**TASK TO CARRY OUT:**
Take all the material and copy it exactly.
>>
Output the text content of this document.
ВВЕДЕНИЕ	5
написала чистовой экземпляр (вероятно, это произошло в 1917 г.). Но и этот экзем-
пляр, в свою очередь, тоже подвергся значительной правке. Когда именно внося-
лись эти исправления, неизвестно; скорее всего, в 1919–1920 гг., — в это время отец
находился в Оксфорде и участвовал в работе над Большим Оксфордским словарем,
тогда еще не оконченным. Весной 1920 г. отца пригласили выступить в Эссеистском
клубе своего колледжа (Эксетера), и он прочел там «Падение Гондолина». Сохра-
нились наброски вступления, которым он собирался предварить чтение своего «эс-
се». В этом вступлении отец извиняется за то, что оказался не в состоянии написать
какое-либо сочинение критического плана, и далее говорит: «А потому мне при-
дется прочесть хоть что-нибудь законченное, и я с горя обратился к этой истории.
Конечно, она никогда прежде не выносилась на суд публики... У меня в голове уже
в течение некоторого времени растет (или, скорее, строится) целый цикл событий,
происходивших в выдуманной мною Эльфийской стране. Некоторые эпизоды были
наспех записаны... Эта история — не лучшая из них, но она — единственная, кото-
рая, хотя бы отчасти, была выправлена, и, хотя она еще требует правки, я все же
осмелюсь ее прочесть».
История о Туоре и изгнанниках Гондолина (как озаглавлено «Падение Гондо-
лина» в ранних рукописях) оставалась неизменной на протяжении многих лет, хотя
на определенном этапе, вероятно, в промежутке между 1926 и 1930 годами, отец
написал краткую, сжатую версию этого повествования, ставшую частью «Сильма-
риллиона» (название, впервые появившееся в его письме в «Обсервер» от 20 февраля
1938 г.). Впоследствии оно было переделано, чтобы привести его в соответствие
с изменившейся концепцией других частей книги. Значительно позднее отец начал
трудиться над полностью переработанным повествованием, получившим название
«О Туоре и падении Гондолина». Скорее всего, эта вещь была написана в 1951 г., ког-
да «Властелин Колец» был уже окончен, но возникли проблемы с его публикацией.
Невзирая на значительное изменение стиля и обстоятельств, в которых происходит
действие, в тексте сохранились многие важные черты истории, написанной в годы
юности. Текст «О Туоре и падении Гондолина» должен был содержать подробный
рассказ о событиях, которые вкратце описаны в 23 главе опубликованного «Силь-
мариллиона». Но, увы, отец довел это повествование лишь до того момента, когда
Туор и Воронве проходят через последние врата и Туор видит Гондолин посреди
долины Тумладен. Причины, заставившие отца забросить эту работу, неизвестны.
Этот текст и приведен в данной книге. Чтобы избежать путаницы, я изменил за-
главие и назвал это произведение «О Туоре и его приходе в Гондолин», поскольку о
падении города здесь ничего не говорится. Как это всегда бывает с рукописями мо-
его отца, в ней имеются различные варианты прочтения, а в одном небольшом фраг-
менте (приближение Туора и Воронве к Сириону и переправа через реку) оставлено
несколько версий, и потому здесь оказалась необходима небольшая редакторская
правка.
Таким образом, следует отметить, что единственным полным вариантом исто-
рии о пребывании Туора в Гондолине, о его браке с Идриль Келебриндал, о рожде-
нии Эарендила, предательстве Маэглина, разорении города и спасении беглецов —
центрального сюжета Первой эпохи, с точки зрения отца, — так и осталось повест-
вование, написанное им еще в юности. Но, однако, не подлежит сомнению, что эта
<<
**FINAL RESULT:**
Output the text content of this document.
ВВЕДЕНИЕ	5
написала чистовой экземпляр (вероятно, это произошло в 1917 г.). Но и этот экзем-
пляр, в свою очередь, тоже подвергся значительной правке. Когда именно внося-
лись эти исправления, неизвестно; скорее всего, в 1919–1920 гг., — в это время отец
находился в Оксфорде и участвовал в работе над Большим Оксфордским словарем,
тогда еще не оконченным. Весной 1920 г. отца пригласили выступить в Эссеистском
клубе своего колледжа (Эксетера), и он прочел там «Падение Гондолина». Сохра-
нились наброски вступления, которым он собирался предварить чтение своего «эс-
се». В этом вступлении отец извиняется за то, что оказался не в состоянии написать
какое-либо сочинение критического плана, и далее говорит: «А потому мне при-
дется прочесть хоть что-нибудь законченное, и я с горя обратился к этой истории.
Конечно, она никогда прежде не выносилась на суд публики... У меня в голове уже
в течение некоторого времени растет (или, скорее, строится) целый цикл событий,
происходивших в выдуманной мною Эльфийской стране. Некоторые эпизоды были
наспех записаны... Эта история — не лучшая из них, но она — единственная, кото-
рая, хотя бы отчасти, была выправлена, и, хотя она еще требует правки, я все же
осмелюсь ее прочесть».
История о Туоре и изгнанниках Гондолина (как озаглавлено «Падение Гондо-
лина» в ранних рукописях) оставалась неизменной на протяжении многих лет, хотя
на определенном этапе, вероятно, в промежутке между 1926 и 1930 годами, отец
написал краткую, сжатую версию этого повествования, ставшую частью «Сильма-
риллиона» (название, впервые появившееся в его письме в «Обсервер» от 20 февраля
1938 г.). Впоследствии оно было переделано, чтобы привести его в соответствие
с изменившейся концепцией других частей книги. Значительно позднее отец начал
трудиться над полностью переработанным повествованием, получившим название
«О Туоре и падении Гондолина». Скорее всего, эта вещь была написана в 1951 г., ког-
да «Властелин Колец» был уже окончен, но возникли проблемы с его публикацией.
Невзирая на значительное изменение стиля и обстоятельств, в которых происходит
действие, в тексте сохранились многие важные черты истории, написанной в годы
юности. Текст «О Туоре и падении Гондолина» должен был содержать подробный
рассказ о событиях, которые вкратце описаны в 23 главе опубликованного «Силь-
мариллиона». Но, увы, отец довел это повествование лишь до того момента, когда
Туор и Воронве проходят через последние врата и Туор видит Гондолин посреди
долины Тумладен. Причины, заставившие отца забросить эту работу, неизвестны.
Этот текст и приведен в данной книге. Чтобы избежать путаницы, я изменил за-
главие и назвал это произведение «О Туоре и его приходе в Гондолин», поскольку о
падении города здесь ничего не говорится. Как это всегда бывает с рукописями мо-
его отца, в ней имеются различные варианты прочтения, а в одном небольшом фраг-
менте (приближение Туора и Воронве к Сириону и переправа через реку) оставлено
несколько версий, и потому здесь оказалась необходима небольшая редакторская
правка.
Таким образом, следует отметить, что единственным полным вариантом исто-
рии о пребывании Туора в Гондолине, о его браке с Идриль Келебриндал, о рожде-
нии Эарендила, предательстве Маэглина, разорении города и спасении беглецов —
центрального сюжета Первой эпохи, с точки зрения отца, — так и осталось повест-
вование, написанное им еще в юности. Но, однако, не подлежит сомнению, что эта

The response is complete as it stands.